Can you quote the lines below exactly, starting at the line with "OCR this image." and going through the last one?

----- Input rows

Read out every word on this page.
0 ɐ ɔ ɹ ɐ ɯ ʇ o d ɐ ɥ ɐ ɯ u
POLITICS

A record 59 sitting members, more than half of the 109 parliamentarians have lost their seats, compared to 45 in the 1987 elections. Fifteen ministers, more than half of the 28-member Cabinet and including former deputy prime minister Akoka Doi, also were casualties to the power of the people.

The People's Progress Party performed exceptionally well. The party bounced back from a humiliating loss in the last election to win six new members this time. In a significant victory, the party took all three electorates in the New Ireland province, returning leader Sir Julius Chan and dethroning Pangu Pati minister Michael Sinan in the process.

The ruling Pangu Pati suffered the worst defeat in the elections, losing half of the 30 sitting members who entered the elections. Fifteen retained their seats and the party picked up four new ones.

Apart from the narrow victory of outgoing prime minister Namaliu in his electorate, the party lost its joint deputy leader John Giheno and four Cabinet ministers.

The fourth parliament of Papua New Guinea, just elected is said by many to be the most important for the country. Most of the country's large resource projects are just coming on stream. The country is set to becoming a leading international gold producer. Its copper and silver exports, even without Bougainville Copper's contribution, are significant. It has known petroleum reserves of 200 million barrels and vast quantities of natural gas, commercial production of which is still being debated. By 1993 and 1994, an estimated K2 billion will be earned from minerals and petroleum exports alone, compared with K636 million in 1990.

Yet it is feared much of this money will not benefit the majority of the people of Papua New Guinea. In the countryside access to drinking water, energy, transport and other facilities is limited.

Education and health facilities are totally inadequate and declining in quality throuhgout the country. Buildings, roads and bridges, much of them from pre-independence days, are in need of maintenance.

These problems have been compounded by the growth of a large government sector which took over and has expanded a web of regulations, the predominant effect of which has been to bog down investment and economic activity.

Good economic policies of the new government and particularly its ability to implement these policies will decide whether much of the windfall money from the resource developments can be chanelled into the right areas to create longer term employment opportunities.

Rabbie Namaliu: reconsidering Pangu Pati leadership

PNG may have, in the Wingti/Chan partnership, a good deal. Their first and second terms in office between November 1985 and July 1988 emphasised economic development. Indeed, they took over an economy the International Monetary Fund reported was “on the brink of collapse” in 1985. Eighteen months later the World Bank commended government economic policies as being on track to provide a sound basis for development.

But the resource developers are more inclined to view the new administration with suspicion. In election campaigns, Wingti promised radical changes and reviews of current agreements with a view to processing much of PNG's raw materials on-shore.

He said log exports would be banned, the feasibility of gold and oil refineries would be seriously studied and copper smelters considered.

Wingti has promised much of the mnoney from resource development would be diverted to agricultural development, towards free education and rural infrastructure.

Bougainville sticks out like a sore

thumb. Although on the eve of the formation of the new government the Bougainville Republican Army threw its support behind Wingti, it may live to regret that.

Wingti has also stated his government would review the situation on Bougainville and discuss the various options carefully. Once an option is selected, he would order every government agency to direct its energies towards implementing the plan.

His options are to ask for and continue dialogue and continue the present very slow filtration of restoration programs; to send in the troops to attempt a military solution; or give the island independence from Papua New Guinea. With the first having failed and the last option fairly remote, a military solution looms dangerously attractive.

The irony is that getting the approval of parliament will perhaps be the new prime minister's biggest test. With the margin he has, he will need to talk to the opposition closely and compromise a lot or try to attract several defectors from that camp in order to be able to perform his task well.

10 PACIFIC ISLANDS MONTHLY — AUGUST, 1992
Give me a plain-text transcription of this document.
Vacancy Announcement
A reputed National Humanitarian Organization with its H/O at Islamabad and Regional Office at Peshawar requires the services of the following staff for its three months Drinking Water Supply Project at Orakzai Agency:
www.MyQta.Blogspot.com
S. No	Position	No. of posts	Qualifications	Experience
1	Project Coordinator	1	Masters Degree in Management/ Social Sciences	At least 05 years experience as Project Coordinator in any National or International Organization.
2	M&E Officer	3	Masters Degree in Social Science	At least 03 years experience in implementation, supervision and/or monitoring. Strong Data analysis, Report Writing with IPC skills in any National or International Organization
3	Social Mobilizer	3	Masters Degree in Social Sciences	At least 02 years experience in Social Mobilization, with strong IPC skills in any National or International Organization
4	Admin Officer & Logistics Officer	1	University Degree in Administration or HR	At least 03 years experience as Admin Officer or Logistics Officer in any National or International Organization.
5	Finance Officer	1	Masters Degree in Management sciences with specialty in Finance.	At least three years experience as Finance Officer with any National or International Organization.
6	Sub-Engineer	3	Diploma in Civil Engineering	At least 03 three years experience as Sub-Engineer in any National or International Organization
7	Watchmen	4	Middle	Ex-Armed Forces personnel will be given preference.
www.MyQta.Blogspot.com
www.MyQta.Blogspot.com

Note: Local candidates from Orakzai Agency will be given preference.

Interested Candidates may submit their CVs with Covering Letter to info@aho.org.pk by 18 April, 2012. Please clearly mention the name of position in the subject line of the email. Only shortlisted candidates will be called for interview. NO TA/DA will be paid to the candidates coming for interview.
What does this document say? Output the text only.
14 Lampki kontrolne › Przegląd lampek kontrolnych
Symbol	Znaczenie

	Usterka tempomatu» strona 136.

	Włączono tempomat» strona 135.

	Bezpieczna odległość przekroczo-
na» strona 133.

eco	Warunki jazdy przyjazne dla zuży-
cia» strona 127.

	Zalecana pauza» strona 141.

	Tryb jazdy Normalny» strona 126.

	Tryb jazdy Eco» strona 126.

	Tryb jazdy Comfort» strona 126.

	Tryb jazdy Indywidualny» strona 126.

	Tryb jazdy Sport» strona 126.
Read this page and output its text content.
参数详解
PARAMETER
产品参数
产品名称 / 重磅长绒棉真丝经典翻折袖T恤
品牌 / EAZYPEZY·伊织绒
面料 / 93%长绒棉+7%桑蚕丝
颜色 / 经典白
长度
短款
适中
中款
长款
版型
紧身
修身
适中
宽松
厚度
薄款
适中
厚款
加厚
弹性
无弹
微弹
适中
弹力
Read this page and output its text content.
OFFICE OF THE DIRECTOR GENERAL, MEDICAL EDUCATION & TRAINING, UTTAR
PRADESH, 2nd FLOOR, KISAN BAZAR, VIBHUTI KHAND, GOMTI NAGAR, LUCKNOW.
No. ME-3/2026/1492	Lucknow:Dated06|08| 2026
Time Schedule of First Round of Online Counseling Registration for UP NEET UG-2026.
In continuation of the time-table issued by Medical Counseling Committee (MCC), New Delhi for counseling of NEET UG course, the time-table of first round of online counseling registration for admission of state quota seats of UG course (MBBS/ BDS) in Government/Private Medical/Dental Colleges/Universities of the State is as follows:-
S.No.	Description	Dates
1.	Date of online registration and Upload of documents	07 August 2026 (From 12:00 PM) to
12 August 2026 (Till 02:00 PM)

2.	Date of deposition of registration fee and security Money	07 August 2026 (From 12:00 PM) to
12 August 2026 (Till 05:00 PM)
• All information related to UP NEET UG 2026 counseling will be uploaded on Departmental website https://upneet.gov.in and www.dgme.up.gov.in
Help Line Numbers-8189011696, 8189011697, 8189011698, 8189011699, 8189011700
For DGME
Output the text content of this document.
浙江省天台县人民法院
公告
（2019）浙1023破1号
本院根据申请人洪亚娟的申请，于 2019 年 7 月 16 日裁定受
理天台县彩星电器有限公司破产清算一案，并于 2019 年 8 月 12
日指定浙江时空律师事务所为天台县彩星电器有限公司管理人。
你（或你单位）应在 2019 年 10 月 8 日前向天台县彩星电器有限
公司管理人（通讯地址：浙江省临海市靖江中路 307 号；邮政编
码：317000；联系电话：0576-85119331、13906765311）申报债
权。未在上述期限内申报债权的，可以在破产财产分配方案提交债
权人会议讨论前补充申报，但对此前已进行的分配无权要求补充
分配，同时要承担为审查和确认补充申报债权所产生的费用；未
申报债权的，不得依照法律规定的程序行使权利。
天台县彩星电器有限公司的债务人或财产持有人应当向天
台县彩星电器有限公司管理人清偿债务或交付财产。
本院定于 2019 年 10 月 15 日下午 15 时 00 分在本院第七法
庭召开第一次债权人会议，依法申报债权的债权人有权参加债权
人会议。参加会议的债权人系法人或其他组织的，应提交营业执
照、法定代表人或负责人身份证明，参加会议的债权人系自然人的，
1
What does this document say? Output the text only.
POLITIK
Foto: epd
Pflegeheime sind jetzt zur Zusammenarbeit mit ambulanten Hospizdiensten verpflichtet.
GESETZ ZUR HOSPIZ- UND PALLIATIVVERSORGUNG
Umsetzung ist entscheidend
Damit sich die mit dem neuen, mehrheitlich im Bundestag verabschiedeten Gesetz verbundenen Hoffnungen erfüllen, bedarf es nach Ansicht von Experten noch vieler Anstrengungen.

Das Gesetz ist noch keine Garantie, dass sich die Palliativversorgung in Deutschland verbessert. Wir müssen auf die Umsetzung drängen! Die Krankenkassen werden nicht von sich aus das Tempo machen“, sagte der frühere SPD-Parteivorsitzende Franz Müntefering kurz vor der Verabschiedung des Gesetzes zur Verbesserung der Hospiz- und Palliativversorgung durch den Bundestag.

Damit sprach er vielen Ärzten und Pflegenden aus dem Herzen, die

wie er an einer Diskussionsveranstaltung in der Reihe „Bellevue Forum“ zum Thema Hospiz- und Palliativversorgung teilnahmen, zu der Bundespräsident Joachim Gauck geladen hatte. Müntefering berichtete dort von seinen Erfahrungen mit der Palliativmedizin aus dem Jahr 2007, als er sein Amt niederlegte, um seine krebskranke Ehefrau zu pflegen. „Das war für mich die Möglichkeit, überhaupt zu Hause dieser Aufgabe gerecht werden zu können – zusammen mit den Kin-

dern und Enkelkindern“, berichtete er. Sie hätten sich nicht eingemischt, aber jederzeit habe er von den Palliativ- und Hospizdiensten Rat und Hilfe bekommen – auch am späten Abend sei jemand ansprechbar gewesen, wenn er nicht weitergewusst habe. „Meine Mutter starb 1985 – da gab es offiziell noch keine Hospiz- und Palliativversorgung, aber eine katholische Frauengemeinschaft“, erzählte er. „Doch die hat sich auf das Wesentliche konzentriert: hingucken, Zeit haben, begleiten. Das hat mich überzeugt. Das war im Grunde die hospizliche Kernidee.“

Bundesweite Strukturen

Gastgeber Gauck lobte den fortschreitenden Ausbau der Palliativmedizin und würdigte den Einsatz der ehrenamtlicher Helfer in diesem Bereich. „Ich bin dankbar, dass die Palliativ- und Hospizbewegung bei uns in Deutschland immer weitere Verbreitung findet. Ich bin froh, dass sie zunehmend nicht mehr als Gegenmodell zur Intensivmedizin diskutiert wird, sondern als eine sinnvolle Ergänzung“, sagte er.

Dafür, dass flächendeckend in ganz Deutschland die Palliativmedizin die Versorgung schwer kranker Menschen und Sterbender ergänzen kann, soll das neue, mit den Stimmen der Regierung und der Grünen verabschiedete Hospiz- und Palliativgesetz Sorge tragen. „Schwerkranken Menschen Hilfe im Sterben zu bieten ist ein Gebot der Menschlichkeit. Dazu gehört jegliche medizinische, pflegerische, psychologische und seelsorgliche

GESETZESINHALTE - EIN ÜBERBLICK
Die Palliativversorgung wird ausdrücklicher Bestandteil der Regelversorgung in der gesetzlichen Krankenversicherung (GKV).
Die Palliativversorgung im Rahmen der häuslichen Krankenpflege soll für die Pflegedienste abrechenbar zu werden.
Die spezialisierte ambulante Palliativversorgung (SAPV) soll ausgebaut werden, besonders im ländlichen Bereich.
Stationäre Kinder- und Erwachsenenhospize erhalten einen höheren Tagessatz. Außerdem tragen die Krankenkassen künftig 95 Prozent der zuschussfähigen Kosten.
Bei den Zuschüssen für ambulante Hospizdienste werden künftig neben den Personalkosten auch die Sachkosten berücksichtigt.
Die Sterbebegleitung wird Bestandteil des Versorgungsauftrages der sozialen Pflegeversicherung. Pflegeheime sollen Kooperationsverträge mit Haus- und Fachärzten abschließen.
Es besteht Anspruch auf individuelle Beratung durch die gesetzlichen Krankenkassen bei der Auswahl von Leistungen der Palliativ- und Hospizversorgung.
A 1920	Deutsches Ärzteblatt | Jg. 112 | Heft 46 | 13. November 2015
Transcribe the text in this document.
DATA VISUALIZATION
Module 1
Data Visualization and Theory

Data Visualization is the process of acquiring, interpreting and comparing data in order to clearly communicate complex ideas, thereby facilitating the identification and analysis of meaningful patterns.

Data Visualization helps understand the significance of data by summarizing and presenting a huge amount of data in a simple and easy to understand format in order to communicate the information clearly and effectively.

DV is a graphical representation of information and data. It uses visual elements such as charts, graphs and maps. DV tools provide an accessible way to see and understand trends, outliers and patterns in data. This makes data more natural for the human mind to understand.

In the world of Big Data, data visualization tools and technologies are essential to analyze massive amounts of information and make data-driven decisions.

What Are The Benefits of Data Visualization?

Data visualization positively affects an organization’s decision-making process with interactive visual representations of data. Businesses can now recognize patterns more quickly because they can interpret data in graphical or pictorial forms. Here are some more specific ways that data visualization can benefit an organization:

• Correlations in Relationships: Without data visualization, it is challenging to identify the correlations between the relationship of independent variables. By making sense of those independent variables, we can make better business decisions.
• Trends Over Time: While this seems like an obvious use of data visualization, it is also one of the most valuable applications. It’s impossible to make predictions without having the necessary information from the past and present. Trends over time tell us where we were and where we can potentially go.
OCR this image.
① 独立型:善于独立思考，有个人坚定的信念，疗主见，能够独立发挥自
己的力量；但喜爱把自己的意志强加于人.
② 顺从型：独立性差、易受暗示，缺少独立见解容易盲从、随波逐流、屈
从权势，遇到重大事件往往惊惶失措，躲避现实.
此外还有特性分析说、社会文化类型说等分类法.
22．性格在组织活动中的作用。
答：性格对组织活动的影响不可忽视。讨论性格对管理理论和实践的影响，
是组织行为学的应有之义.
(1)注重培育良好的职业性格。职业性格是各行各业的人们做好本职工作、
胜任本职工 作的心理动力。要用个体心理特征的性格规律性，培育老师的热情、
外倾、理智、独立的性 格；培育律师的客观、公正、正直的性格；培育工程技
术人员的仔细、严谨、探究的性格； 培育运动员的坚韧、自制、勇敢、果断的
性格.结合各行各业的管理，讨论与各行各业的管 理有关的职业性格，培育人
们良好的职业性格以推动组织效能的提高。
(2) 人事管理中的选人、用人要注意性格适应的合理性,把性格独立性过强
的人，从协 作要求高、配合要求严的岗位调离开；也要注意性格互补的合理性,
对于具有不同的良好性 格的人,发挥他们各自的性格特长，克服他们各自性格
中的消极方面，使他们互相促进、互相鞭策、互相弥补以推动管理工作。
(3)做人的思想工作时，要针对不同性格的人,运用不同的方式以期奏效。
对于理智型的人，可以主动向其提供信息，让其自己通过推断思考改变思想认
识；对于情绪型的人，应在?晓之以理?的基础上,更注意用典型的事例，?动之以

----------

_Exercise output_.
OCR this image.
① 独立型:善于独立思考，有个人坚定的信念，疗主见，能够独立发挥自
己的力量；但喜爱把自己的意志强加于人.
② 顺从型：独立性差、易受暗示，缺少独立见解容易盲从、随波逐流、屈
从权势，遇到重大事件往往惊惶失措，躲避现实.
此外还有特性分析说、社会文化类型说等分类法.
22．性格在组织活动中的作用。
答：性格对组织活动的影响不可忽视。讨论性格对管理理论和实践的影响，
是组织行为学的应有之义.
(1)注重培育良好的职业性格。职业性格是各行各业的人们做好本职工作、
胜任本职工 作的心理动力。要用个体心理特征的性格规律性，培育老师的热情、
外倾、理智、独立的性 格；培育律师的客观、公正、正直的性格；培育工程技
术人员的仔细、严谨、探究的性格； 培育运动员的坚韧、自制、勇敢、果断的
性格.结合各行各业的管理，讨论与各行各业的管 理有关的职业性格，培育人
们良好的职业性格以推动组织效能的提高。
(2) 人事管理中的选人、用人要注意性格适应的合理性,把性格独立性过强
的人，从协 作要求高、配合要求严的岗位调离开；也要注意性格互补的合理性,
对于具有不同的良好性 格的人,发挥他们各自的性格特长，克服他们各自性格
中的消极方面，使他们互相促进、互相鞭策、互相弥补以推动管理工作。
(3)做人的思想工作时，要针对不同性格的人,运用不同的方式以期奏效。
对于理智型的人，可以主动向其提供信息，让其自己通过推断思考改变思想认
识；对于情绪型的人，应在?晓之以理?的基础上,更注意用典型的事例，?动之以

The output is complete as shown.